• _Direction_
Note how many lines contain "monomer" and give that number, with nothing else.
====== Input for this task ======
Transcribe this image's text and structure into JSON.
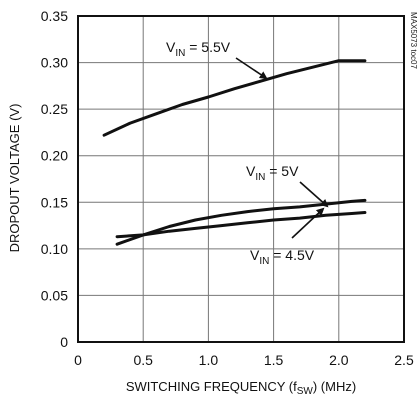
{
  "chart_data": {
    "type": "line",
    "code": "MAX5073 toc07",
    "xlabel": {
      "main": "SWITCHING FREQUENCY (f",
      "sub": "SW",
      "tail": ") (MHz)"
    },
    "ylabel": "DROPOUT VOLTAGE (V)",
    "xlim": [
      0,
      2.5
    ],
    "ylim": [
      0,
      0.35
    ],
    "xticks": [
      "0",
      "0.5",
      "1.0",
      "1.5",
      "2.0",
      "2.5"
    ],
    "xtick_values": [
      0,
      0.5,
      1.0,
      1.5,
      2.0,
      2.5
    ],
    "yticks": [
      "0",
      "0.05",
      "0.10",
      "0.15",
      "0.20",
      "0.25",
      "0.30",
      "0.35"
    ],
    "ytick_values": [
      0,
      0.05,
      0.1,
      0.15,
      0.2,
      0.25,
      0.3,
      0.35
    ],
    "grid": true,
    "series": [
      {
        "name": "VIN = 5.5V",
        "label": {
          "pre": "V",
          "sub": "IN",
          "post": " = 5.5V"
        },
        "x": [
          0.2,
          0.4,
          0.6,
          0.8,
          1.0,
          1.2,
          1.4,
          1.6,
          1.8,
          2.0,
          2.2
        ],
        "y": [
          0.222,
          0.235,
          0.245,
          0.255,
          0.263,
          0.272,
          0.28,
          0.288,
          0.295,
          0.302,
          0.302
        ]
      },
      {
        "name": "VIN = 5V",
        "label": {
          "pre": "V",
          "sub": "IN",
          "post": " = 5V"
        },
        "x": [
          0.3,
          0.5,
          0.7,
          0.9,
          1.1,
          1.3,
          1.5,
          1.7,
          1.9,
          2.1,
          2.2
        ],
        "y": [
          0.105,
          0.115,
          0.124,
          0.131,
          0.136,
          0.14,
          0.143,
          0.145,
          0.148,
          0.151,
          0.152
        ]
      },
      {
        "name": "VIN = 4.5V",
        "label": {
          "pre": "V",
          "sub": "IN",
          "post": " = 4.5V"
        },
        "x": [
          0.3,
          0.5,
          0.7,
          0.9,
          1.1,
          1.3,
          1.5,
          1.7,
          1.9,
          2.1,
          2.2
        ],
        "y": [
          0.113,
          0.115,
          0.119,
          0.122,
          0.125,
          0.128,
          0.131,
          0.133,
          0.136,
          0.138,
          0.139
        ]
      }
    ]
  }
}
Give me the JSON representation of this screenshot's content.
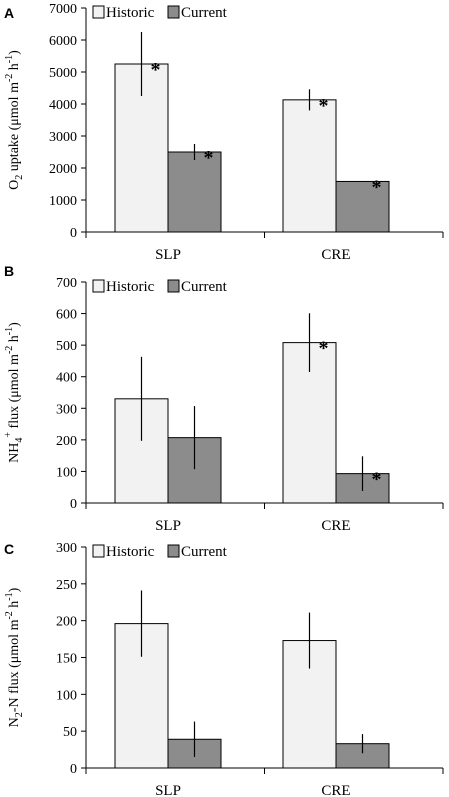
{
  "colors": {
    "historic": "#f2f2f2",
    "current": "#8c8c8c",
    "stroke": "#000000"
  },
  "chart_data": [
    {
      "type": "bar",
      "panel": "A",
      "categories": [
        "SLP",
        "CRE"
      ],
      "ylabel": {
        "base": "O",
        "sub1": "2",
        "text1": " uptake (μmol m",
        "sup1": "-2",
        "text2": " h",
        "sup2": "-1",
        "text3": ")"
      },
      "ylim": [
        0,
        7000
      ],
      "yticks": [
        0,
        1000,
        2000,
        3000,
        4000,
        5000,
        6000,
        7000
      ],
      "legend": "top-left",
      "series": [
        {
          "name": "Historic",
          "values": [
            5250,
            4130
          ],
          "errors": [
            1000,
            330
          ],
          "significant": [
            true,
            true
          ]
        },
        {
          "name": "Current",
          "values": [
            2500,
            1580
          ],
          "errors": [
            250,
            0
          ],
          "significant": [
            true,
            true
          ]
        }
      ]
    },
    {
      "type": "bar",
      "panel": "B",
      "categories": [
        "SLP",
        "CRE"
      ],
      "ylabel": {
        "base": "NH",
        "sub1": "4",
        "sup0": "+",
        "text1": " flux (μmol m",
        "sup1": "-2",
        "text2": " h",
        "sup2": "-1",
        "text3": ")"
      },
      "ylim": [
        0,
        700
      ],
      "yticks": [
        0,
        100,
        200,
        300,
        400,
        500,
        600,
        700
      ],
      "legend": "top-left",
      "series": [
        {
          "name": "Historic",
          "values": [
            330,
            508
          ],
          "errors": [
            133,
            93
          ],
          "significant": [
            false,
            true
          ]
        },
        {
          "name": "Current",
          "values": [
            207,
            93
          ],
          "errors": [
            100,
            55
          ],
          "significant": [
            false,
            true
          ]
        }
      ]
    },
    {
      "type": "bar",
      "panel": "C",
      "categories": [
        "SLP",
        "CRE"
      ],
      "ylabel": {
        "base": "N",
        "sub1": "2",
        "text1": "-N flux (μmol m",
        "sup1": "-2",
        "text2": " h",
        "sup2": "-1",
        "text3": ")"
      },
      "ylim": [
        0,
        300
      ],
      "yticks": [
        0,
        50,
        100,
        150,
        200,
        250,
        300
      ],
      "legend": "top-left",
      "series": [
        {
          "name": "Historic",
          "values": [
            196,
            173
          ],
          "errors": [
            45,
            38
          ],
          "significant": [
            false,
            false
          ]
        },
        {
          "name": "Current",
          "values": [
            39,
            33
          ],
          "errors": [
            24,
            13
          ],
          "significant": [
            false,
            false
          ]
        }
      ]
    }
  ]
}
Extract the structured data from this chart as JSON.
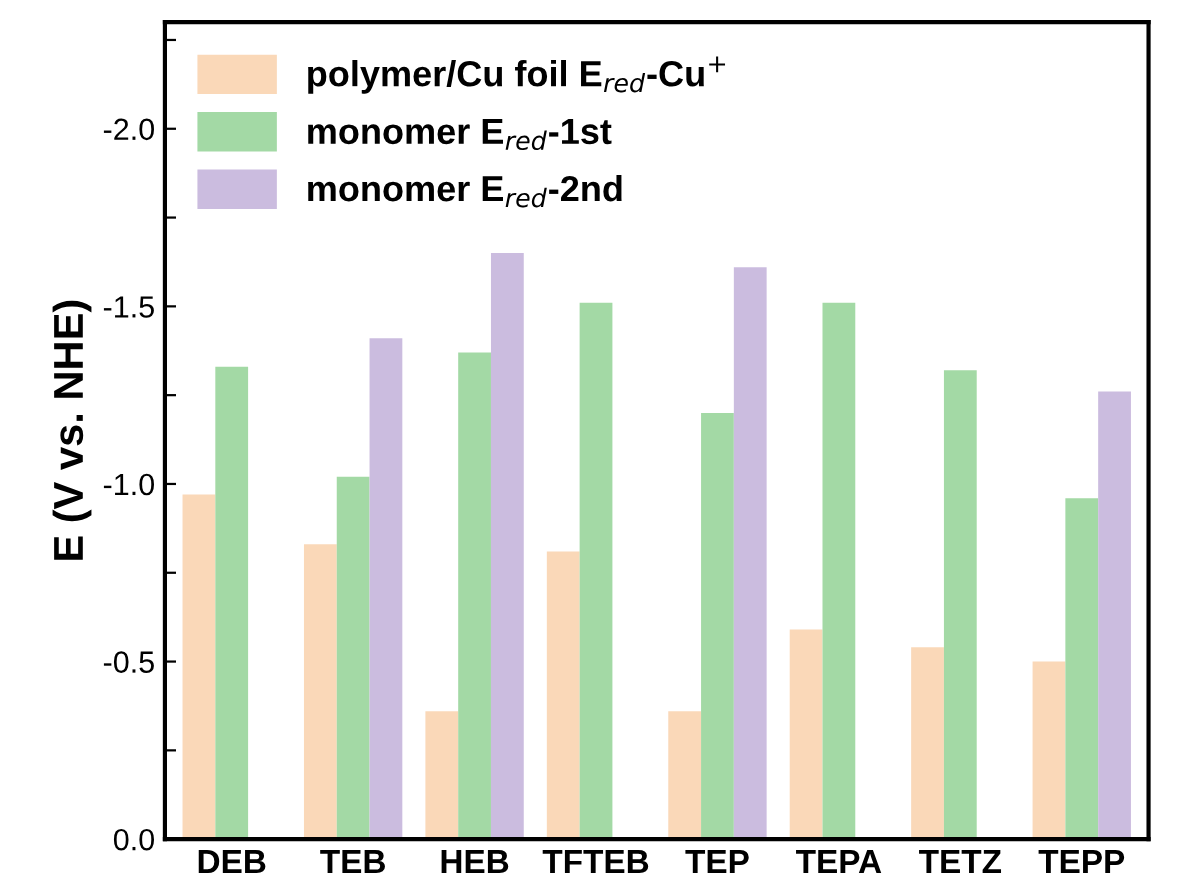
{
  "chart_data": {
    "type": "bar",
    "ylabel": "E (V vs. NHE)",
    "categories": [
      "DEB",
      "TEB",
      "HEB",
      "TFTEB",
      "TEP",
      "TEPA",
      "TETZ",
      "TEPP"
    ],
    "series": [
      {
        "name": "polymer/Cu foil E$_{red}$-Cu$^{+}$",
        "color": "#fad8b8",
        "values": [
          -0.97,
          -0.83,
          -0.36,
          -0.81,
          -0.36,
          -0.59,
          -0.54,
          -0.5
        ]
      },
      {
        "name": "monomer E$_{red}$-1st",
        "color": "#a3d9a5",
        "values": [
          -1.33,
          -1.02,
          -1.37,
          -1.51,
          -1.2,
          -1.51,
          -1.32,
          -0.96
        ]
      },
      {
        "name": "monomer E$_{red}$-2nd",
        "color": "#cbbcdf",
        "values": [
          null,
          -1.41,
          -1.65,
          null,
          -1.61,
          null,
          null,
          -1.26
        ]
      }
    ],
    "ylim": [
      0,
      -2.3
    ],
    "yticks": [
      {
        "value": 0,
        "label": "0.0"
      },
      {
        "value": -0.25,
        "label": null
      },
      {
        "value": -0.5,
        "label": "-0.5"
      },
      {
        "value": -0.75,
        "label": null
      },
      {
        "value": -1.0,
        "label": "-1.0"
      },
      {
        "value": -1.25,
        "label": null
      },
      {
        "value": -1.5,
        "label": "-1.5"
      },
      {
        "value": -1.75,
        "label": null
      },
      {
        "value": -2.0,
        "label": "-2.0"
      },
      {
        "value": -2.25,
        "label": null
      }
    ],
    "legend": "top left",
    "grid": false
  }
}
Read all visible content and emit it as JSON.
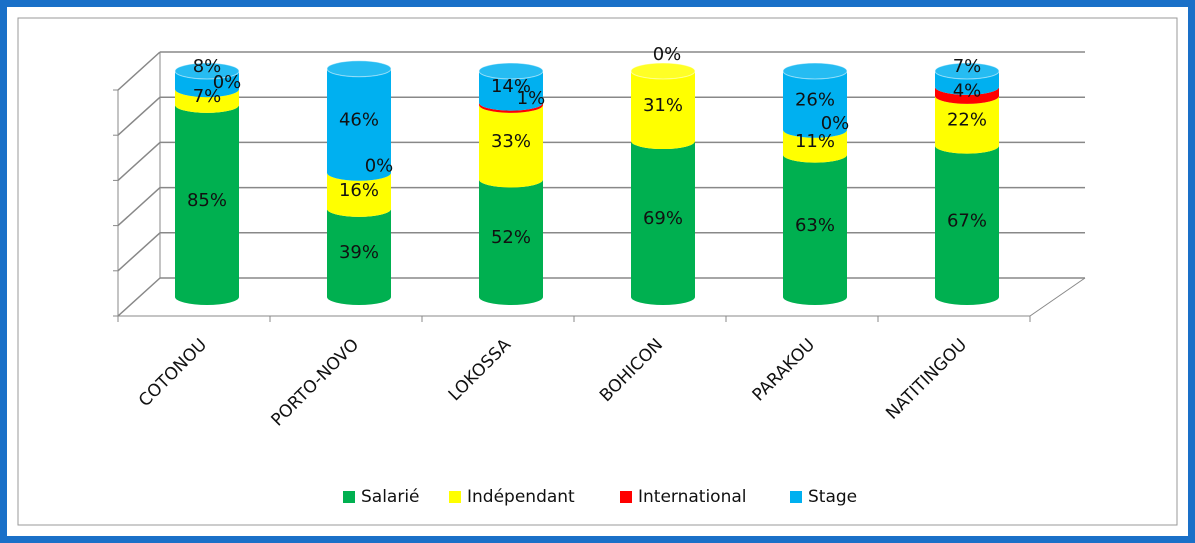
{
  "chart_data": {
    "type": "bar3d_stacked",
    "categories": [
      "COTONOU",
      "PORTO-NOVO",
      "LOKOSSA",
      "BOHICON",
      "PARAKOU",
      "NATITINGOU"
    ],
    "series": [
      {
        "name": "Salarié",
        "color": "#00b050",
        "values": [
          85,
          39,
          52,
          69,
          63,
          67
        ],
        "value_labels": [
          "85%",
          "39%",
          "52%",
          "69%",
          "63%",
          "67%"
        ]
      },
      {
        "name": "Indépendant",
        "color": "#ffff00",
        "values": [
          7,
          16,
          33,
          31,
          11,
          22
        ],
        "value_labels": [
          "7%",
          "16%",
          "33%",
          "31%",
          "11%",
          "22%"
        ]
      },
      {
        "name": "International",
        "color": "#ff0000",
        "values": [
          0,
          0,
          1,
          null,
          0,
          4
        ],
        "value_labels": [
          "0%",
          "0%",
          "1%",
          null,
          "0%",
          "4%"
        ]
      },
      {
        "name": "Stage",
        "color": "#00b0f0",
        "values": [
          8,
          46,
          14,
          0,
          26,
          7
        ],
        "value_labels": [
          "8%",
          "46%",
          "14%",
          "0%",
          "26%",
          "7%"
        ]
      }
    ],
    "ylim": [
      0,
      100
    ],
    "yticks": [
      0,
      20,
      40,
      60,
      80,
      100
    ],
    "grid": true,
    "legend": "bottom"
  }
}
======
• _Answer_
2